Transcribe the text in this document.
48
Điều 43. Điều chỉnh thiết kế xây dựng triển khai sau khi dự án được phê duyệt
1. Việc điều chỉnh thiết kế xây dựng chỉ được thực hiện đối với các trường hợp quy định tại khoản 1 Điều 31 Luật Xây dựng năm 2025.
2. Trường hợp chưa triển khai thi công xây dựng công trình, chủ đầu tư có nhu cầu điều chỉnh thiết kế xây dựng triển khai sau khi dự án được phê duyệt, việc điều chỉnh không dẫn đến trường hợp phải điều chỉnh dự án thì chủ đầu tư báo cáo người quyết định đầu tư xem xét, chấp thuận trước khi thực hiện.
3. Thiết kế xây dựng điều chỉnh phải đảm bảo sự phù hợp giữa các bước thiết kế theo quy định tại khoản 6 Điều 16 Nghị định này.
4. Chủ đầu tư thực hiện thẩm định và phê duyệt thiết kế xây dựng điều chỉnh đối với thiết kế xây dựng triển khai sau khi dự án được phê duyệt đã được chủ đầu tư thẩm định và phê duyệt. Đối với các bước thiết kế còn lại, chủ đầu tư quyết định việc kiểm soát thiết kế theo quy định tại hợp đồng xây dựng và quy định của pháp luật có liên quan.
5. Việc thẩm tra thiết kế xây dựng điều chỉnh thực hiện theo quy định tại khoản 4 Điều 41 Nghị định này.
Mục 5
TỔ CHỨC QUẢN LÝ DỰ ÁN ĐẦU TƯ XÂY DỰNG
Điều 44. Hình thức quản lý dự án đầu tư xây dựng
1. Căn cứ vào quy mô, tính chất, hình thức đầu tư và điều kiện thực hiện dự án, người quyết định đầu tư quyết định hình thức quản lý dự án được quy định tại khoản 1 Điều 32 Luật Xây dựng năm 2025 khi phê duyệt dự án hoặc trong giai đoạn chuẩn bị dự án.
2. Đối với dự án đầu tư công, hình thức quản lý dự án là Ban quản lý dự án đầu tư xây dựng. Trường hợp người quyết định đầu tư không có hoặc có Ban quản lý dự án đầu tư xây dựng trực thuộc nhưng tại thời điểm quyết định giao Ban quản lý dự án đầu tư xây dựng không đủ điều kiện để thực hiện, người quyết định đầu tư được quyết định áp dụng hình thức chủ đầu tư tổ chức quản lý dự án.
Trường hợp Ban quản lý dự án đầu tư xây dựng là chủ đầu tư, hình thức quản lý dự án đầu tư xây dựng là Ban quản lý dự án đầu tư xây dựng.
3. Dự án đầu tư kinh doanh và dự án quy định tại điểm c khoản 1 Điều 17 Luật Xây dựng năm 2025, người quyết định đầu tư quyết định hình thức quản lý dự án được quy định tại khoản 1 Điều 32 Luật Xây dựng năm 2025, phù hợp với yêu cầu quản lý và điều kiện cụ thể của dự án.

EXERCISE DESCRIPTION »
Retype the material in full. Each word must match.

TASK SOLUTION »
Transcribe the text in this document.
48
Điều 43. Điều chỉnh thiết kế xây dựng triển khai sau khi dự án được phê duyệt
1. Việc điều chỉnh thiết kế xây dựng chỉ được thực hiện đối với các trường hợp quy định tại khoản 1 Điều 31 Luật Xây dựng năm 2025.
2. Trường hợp chưa triển khai thi công xây dựng công trình, chủ đầu tư có nhu cầu điều chỉnh thiết kế xây dựng triển khai sau khi dự án được phê duyệt, việc điều chỉnh không dẫn đến trường hợp phải điều chỉnh dự án thì chủ đầu tư báo cáo người quyết định đầu tư xem xét, chấp thuận trước khi thực hiện.
3. Thiết kế xây dựng điều chỉnh phải đảm bảo sự phù hợp giữa các bước thiết kế theo quy định tại khoản 6 Điều 16 Nghị định này.
4. Chủ đầu tư thực hiện thẩm định và phê duyệt thiết kế xây dựng điều chỉnh đối với thiết kế xây dựng triển khai sau khi dự án được phê duyệt đã được chủ đầu tư thẩm định và phê duyệt. Đối với các bước thiết kế còn lại, chủ đầu tư quyết định việc kiểm soát thiết kế theo quy định tại hợp đồng xây dựng và quy định của pháp luật có liên quan.
5. Việc thẩm tra thiết kế xây dựng điều chỉnh thực hiện theo quy định tại khoản 4 Điều 41 Nghị định này.
Mục 5
TỔ CHỨC QUẢN LÝ DỰ ÁN ĐẦU TƯ XÂY DỰNG
Điều 44. Hình thức quản lý dự án đầu tư xây dựng
1. Căn cứ vào quy mô, tính chất, hình thức đầu tư và điều kiện thực hiện dự án, người quyết định đầu tư quyết định hình thức quản lý dự án được quy định tại khoản 1 Điều 32 Luật Xây dựng năm 2025 khi phê duyệt dự án hoặc trong giai đoạn chuẩn bị dự án.
2. Đối với dự án đầu tư công, hình thức quản lý dự án là Ban quản lý dự án đầu tư xây dựng. Trường hợp người quyết định đầu tư không có hoặc có Ban quản lý dự án đầu tư xây dựng trực thuộc nhưng tại thời điểm quyết định giao Ban quản lý dự án đầu tư xây dựng không đủ điều kiện để thực hiện, người quyết định đầu tư được quyết định áp dụng hình thức chủ đầu tư tổ chức quản lý dự án.
Trường hợp Ban quản lý dự án đầu tư xây dựng là chủ đầu tư, hình thức quản lý dự án đầu tư xây dựng là Ban quản lý dự án đầu tư xây dựng.
3. Dự án đầu tư kinh doanh và dự án quy định tại điểm c khoản 1 Điều 17 Luật Xây dựng năm 2025, người quyết định đầu tư quyết định hình thức quản lý dự án được quy định tại khoản 1 Điều 32 Luật Xây dựng năm 2025, phù hợp với yêu cầu quản lý và điều kiện cụ thể của dự án.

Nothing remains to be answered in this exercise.